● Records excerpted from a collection
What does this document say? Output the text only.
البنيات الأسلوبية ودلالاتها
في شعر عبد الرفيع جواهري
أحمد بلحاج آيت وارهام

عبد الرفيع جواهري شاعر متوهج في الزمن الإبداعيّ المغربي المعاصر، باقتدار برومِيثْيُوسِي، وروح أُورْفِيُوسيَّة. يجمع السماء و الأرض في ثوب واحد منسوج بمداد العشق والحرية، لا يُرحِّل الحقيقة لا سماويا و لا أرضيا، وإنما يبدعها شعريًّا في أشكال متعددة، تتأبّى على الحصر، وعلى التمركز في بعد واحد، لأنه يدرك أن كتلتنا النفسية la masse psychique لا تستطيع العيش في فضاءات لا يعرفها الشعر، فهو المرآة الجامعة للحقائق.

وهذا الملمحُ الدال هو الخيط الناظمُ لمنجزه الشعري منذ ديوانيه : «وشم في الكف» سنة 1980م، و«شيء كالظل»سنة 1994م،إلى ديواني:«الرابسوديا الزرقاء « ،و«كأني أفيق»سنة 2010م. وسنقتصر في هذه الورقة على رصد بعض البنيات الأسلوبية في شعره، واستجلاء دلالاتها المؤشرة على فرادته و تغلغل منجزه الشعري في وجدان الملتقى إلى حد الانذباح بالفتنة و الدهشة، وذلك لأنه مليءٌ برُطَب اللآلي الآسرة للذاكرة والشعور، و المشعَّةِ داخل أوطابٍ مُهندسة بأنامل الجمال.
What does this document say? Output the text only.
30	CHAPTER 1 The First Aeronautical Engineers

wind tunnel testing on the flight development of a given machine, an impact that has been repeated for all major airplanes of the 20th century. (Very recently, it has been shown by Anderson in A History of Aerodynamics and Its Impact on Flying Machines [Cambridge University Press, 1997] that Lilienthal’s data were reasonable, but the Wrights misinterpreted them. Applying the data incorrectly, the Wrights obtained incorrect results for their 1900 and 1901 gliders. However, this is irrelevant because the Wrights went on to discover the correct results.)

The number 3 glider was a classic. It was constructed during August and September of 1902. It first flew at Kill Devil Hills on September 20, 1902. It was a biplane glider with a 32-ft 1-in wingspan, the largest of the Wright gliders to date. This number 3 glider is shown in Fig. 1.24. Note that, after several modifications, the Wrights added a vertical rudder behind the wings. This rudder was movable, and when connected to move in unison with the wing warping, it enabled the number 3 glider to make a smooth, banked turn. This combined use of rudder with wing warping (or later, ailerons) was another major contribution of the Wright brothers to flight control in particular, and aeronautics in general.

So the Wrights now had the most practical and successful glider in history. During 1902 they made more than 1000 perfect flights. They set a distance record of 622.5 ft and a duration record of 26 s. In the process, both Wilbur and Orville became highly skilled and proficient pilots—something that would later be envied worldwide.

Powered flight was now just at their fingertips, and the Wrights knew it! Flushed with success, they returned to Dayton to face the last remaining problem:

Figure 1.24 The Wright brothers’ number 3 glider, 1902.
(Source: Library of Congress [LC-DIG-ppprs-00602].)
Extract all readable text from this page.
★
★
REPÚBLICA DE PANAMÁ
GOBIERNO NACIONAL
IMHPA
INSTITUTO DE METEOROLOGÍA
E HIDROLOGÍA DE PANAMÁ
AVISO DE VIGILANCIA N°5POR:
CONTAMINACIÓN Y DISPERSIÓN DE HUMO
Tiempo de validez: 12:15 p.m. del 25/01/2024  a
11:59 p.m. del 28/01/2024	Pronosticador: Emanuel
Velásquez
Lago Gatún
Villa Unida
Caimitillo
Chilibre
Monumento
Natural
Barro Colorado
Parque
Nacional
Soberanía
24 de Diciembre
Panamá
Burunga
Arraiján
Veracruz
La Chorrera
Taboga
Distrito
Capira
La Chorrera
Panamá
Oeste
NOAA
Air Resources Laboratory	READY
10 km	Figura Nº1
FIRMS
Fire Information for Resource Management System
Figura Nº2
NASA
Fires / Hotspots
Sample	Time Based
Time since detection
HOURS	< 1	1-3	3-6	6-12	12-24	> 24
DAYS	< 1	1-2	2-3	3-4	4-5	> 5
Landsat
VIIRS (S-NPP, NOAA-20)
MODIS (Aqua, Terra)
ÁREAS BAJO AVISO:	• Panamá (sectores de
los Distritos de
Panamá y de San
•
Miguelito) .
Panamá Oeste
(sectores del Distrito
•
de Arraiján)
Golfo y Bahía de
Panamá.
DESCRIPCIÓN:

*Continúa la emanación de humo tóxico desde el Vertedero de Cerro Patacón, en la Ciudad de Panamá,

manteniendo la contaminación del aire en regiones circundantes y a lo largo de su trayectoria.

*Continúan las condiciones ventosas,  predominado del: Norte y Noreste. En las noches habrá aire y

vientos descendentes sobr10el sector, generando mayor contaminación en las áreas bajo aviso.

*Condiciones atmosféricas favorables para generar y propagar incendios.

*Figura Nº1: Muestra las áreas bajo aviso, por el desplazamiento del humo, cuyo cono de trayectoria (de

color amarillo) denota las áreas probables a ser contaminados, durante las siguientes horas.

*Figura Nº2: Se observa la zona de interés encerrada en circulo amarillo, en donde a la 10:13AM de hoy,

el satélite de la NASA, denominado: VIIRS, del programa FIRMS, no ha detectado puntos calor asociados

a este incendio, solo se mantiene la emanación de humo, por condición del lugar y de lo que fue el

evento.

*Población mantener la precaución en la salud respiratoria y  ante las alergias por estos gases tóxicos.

● Challenge
Produce an exact copy of every entry above.

● Answer to the exercise
What does this document say? Output the text only.
البنيات الأسلوبية ودلالاتها
في شعر عبد الرفيع جواهري
أحمد بلحاج آيت وارهام

عبد الرفيع جواهري شاعر متوهج في الزمن الإبداعيّ المغربي المعاصر، باقتدار برومِيثْيُوسِي، وروح أُورْفِيُوسيَّة. يجمع السماء و الأرض في ثوب واحد منسوج بمداد العشق والحرية، لا يُرحِّل الحقيقة لا سماويا و لا أرضيا، وإنما يبدعها شعريًّا في أشكال متعددة، تتأبّى على الحصر، وعلى التمركز في بعد واحد، لأنه يدرك أن كتلتنا النفسية la masse psychique لا تستطيع العيش في فضاءات لا يعرفها الشعر، فهو المرآة الجامعة للحقائق.

وهذا الملمحُ الدال هو الخيط الناظمُ لمنجزه الشعري منذ ديوانيه : «وشم في الكف» سنة 1980م، و«شيء كالظل»سنة 1994م،إلى ديواني:«الرابسوديا الزرقاء « ،و«كأني أفيق»سنة 2010م. وسنقتصر في هذه الورقة على رصد بعض البنيات الأسلوبية في شعره، واستجلاء دلالاتها المؤشرة على فرادته و تغلغل منجزه الشعري في وجدان الملتقى إلى حد الانذباح بالفتنة و الدهشة، وذلك لأنه مليءٌ برُطَب اللآلي الآسرة للذاكرة والشعور، و المشعَّةِ داخل أوطابٍ مُهندسة بأنامل الجمال.
What does this document say? Output the text only.
30	CHAPTER 1 The First Aeronautical Engineers

wind tunnel testing on the flight development of a given machine, an impact that has been repeated for all major airplanes of the 20th century. (Very recently, it has been shown by Anderson in A History of Aerodynamics and Its Impact on Flying Machines [Cambridge University Press, 1997] that Lilienthal’s data were reasonable, but the Wrights misinterpreted them. Applying the data incorrectly, the Wrights obtained incorrect results for their 1900 and 1901 gliders. However, this is irrelevant because the Wrights went on to discover the correct results.)

The number 3 glider was a classic. It was constructed during August and September of 1902. It first flew at Kill Devil Hills on September 20, 1902. It was a biplane glider with a 32-ft 1-in wingspan, the largest of the Wright gliders to date. This number 3 glider is shown in Fig. 1.24. Note that, after several modifications, the Wrights added a vertical rudder behind the wings. This rudder was movable, and when connected to move in unison with the wing warping, it enabled the number 3 glider to make a smooth, banked turn. This combined use of rudder with wing warping (or later, ailerons) was another major contribution of the Wright brothers to flight control in particular, and aeronautics in general.

So the Wrights now had the most practical and successful glider in history. During 1902 they made more than 1000 perfect flights. They set a distance record of 622.5 ft and a duration record of 26 s. In the process, both Wilbur and Orville became highly skilled and proficient pilots—something that would later be envied worldwide.

Powered flight was now just at their fingertips, and the Wrights knew it! Flushed with success, they returned to Dayton to face the last remaining problem:

Figure 1.24 The Wright brothers’ number 3 glider, 1902.
(Source: Library of Congress [LC-DIG-ppprs-00602].)
Extract all readable text from this page.
★
★
REPÚBLICA DE PANAMÁ
GOBIERNO NACIONAL
IMHPA
INSTITUTO DE METEOROLOGÍA
E HIDROLOGÍA DE PANAMÁ
AVISO DE VIGILANCIA N°5POR:
CONTAMINACIÓN Y DISPERSIÓN DE HUMO
Tiempo de validez: 12:15 p.m. del 25/01/2024  a
11:59 p.m. del 28/01/2024	Pronosticador: Emanuel
Velásquez
Lago Gatún
Villa Unida
Caimitillo
Chilibre
Monumento
Natural
Barro Colorado
Parque
Nacional
Soberanía
24 de Diciembre
Panamá
Burunga
Arraiján
Veracruz
La Chorrera
Taboga
Distrito
Capira
La Chorrera
Panamá
Oeste
NOAA
Air Resources Laboratory	READY
10 km	Figura Nº1
FIRMS
Fire Information for Resource Management System
Figura Nº2
NASA
Fires / Hotspots
Sample	Time Based
Time since detection
HOURS	< 1	1-3	3-6	6-12	12-24	> 24
DAYS	< 1	1-2	2-3	3-4	4-5	> 5
Landsat
VIIRS (S-NPP, NOAA-20)
MODIS (Aqua, Terra)
ÁREAS BAJO AVISO:	• Panamá (sectores de
los Distritos de
Panamá y de San
•
Miguelito) .
Panamá Oeste
(sectores del Distrito
•
de Arraiján)
Golfo y Bahía de
Panamá.
DESCRIPCIÓN:

*Continúa la emanación de humo tóxico desde el Vertedero de Cerro Patacón, en la Ciudad de Panamá,

manteniendo la contaminación del aire en regiones circundantes y a lo largo de su trayectoria.

*Continúan las condiciones ventosas,  predominado del: Norte y Noreste. En las noches habrá aire y

vientos descendentes sobr10el sector, generando mayor contaminación en las áreas bajo aviso.

*Condiciones atmosféricas favorables para generar y propagar incendios.

*Figura Nº1: Muestra las áreas bajo aviso, por el desplazamiento del humo, cuyo cono de trayectoria (de

color amarillo) denota las áreas probables a ser contaminados, durante las siguientes horas.

*Figura Nº2: Se observa la zona de interés encerrada en circulo amarillo, en donde a la 10:13AM de hoy,

el satélite de la NASA, denominado: VIIRS, del programa FIRMS, no ha detectado puntos calor asociados

a este incendio, solo se mantiene la emanación de humo, por condición del lugar y de lo que fue el

evento.

*Población mantener la precaución en la salud respiratoria y  ante las alergias por estos gases tóxicos.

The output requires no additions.